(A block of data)
>> start
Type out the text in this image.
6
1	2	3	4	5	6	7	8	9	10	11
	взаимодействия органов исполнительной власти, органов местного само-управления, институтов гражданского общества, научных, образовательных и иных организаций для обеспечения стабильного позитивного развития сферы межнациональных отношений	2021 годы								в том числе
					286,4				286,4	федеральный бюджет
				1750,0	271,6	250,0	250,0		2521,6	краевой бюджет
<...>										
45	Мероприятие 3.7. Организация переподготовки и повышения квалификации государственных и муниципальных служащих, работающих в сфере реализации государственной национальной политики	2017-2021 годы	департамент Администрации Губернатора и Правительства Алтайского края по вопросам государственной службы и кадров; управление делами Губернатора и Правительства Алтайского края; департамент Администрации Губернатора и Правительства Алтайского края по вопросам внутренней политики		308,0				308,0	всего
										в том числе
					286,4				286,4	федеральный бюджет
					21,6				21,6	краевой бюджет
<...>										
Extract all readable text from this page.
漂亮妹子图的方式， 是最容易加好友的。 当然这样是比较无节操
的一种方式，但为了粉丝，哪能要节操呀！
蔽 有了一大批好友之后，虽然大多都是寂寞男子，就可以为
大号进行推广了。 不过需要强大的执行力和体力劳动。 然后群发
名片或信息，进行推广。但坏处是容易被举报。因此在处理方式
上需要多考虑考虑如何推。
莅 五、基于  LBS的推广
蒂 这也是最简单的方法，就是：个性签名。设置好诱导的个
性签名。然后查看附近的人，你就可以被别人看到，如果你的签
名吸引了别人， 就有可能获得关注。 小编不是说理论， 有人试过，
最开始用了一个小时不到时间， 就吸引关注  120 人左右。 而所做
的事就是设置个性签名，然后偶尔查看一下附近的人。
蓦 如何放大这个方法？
>> end
>> start
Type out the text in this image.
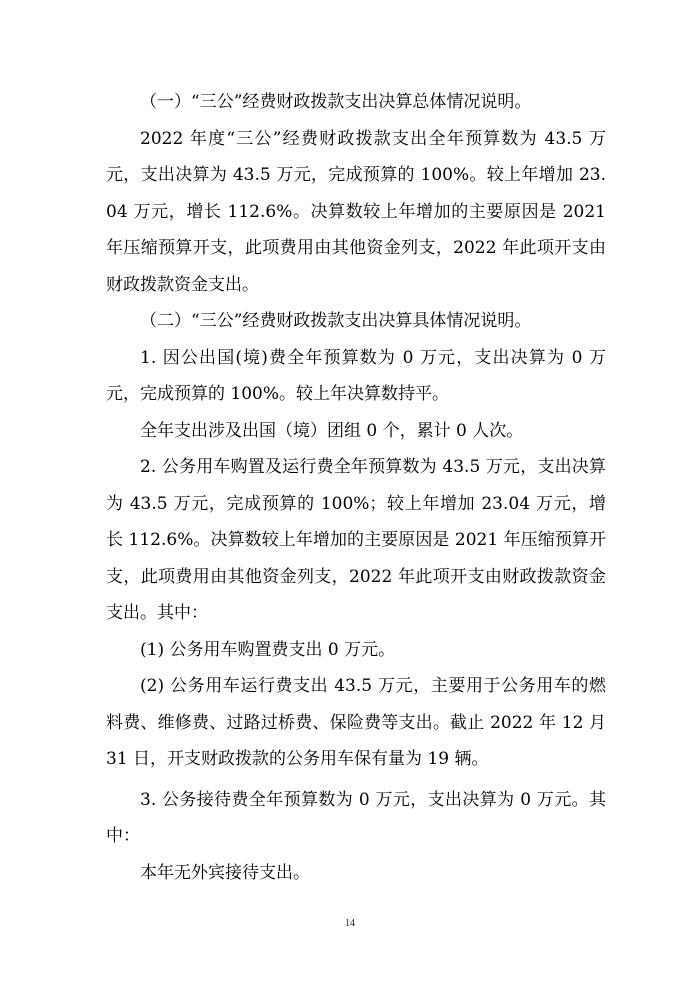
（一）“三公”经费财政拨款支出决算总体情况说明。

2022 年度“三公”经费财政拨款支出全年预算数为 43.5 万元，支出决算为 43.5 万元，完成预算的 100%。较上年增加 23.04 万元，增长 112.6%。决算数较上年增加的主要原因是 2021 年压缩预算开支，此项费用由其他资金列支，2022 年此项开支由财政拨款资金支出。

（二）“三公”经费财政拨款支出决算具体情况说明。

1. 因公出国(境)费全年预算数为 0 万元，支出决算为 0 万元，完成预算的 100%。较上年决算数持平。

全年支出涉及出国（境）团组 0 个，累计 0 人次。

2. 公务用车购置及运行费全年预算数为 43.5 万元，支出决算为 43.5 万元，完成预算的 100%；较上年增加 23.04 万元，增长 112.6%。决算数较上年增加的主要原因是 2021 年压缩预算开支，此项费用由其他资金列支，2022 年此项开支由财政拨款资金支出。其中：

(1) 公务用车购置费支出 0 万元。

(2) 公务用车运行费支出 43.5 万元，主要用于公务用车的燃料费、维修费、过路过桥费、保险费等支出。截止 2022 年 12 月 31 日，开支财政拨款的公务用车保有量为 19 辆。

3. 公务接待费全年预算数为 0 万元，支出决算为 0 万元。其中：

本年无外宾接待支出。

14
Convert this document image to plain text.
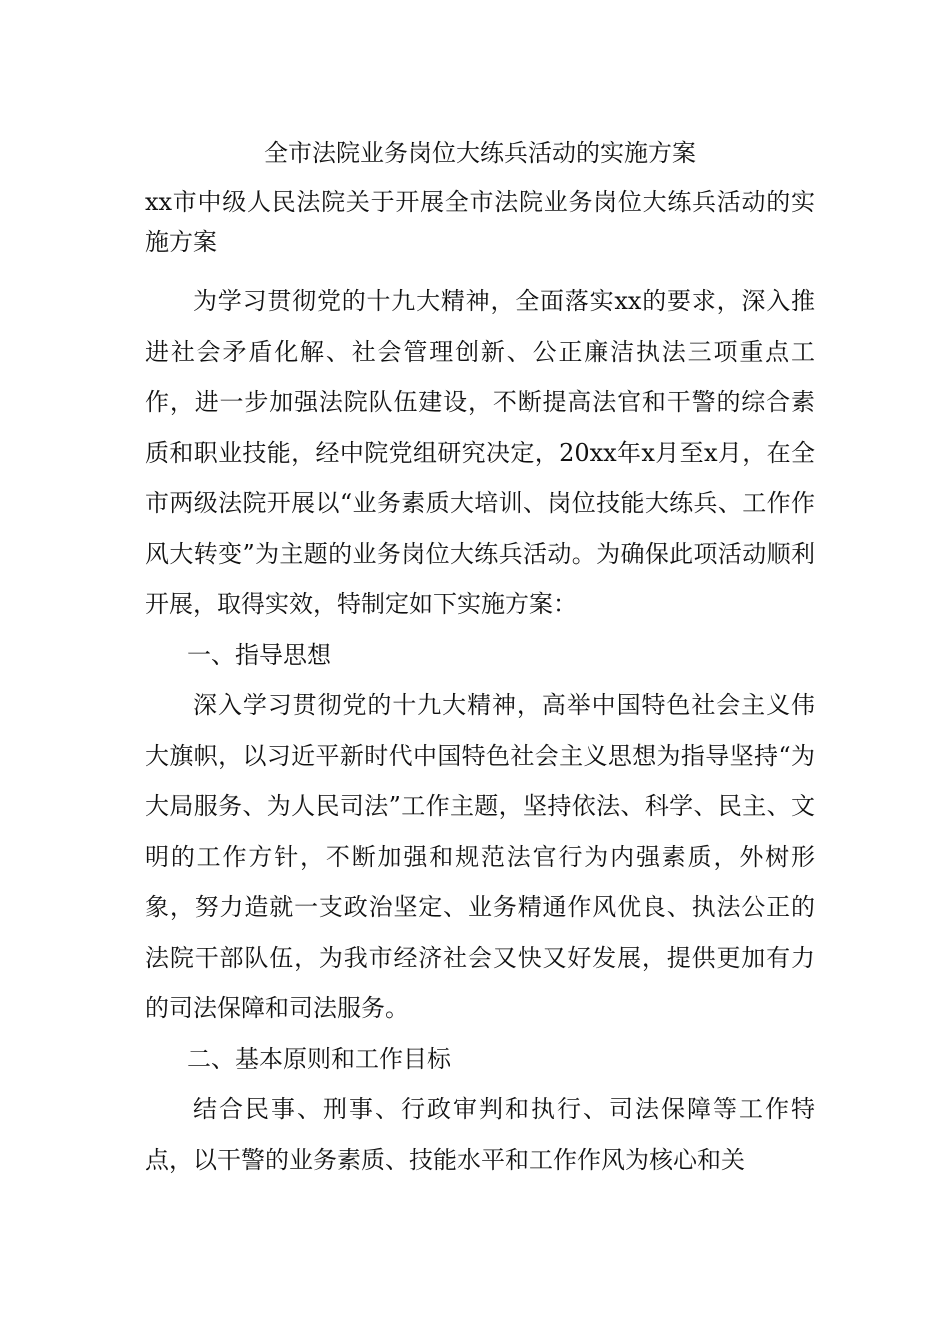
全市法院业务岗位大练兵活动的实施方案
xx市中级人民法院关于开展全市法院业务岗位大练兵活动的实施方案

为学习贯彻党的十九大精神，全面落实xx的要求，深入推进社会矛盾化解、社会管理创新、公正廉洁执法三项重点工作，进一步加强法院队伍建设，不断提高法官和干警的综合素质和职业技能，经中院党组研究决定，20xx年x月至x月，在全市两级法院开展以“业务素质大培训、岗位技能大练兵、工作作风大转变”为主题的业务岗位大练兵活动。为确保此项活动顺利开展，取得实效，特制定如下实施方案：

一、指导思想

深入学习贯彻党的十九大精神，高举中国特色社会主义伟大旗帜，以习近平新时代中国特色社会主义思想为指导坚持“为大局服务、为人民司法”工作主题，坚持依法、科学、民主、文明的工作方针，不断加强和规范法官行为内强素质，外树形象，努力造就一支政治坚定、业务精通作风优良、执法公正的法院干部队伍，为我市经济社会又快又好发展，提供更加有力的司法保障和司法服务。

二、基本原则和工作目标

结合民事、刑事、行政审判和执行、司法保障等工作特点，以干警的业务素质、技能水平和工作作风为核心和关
>> end
--- Given instruction ---
Look through the lines above and collect those with the word "числе".

--- Answer to this problem ---
	взаимодействия органов исполнительной власти, органов местного само-управления, институтов гражданского общества, научных, образовательных и иных организаций для обеспечения стабильного позитивного развития сферы межнациональных отношений	2021 годы								в том числе
										в том числе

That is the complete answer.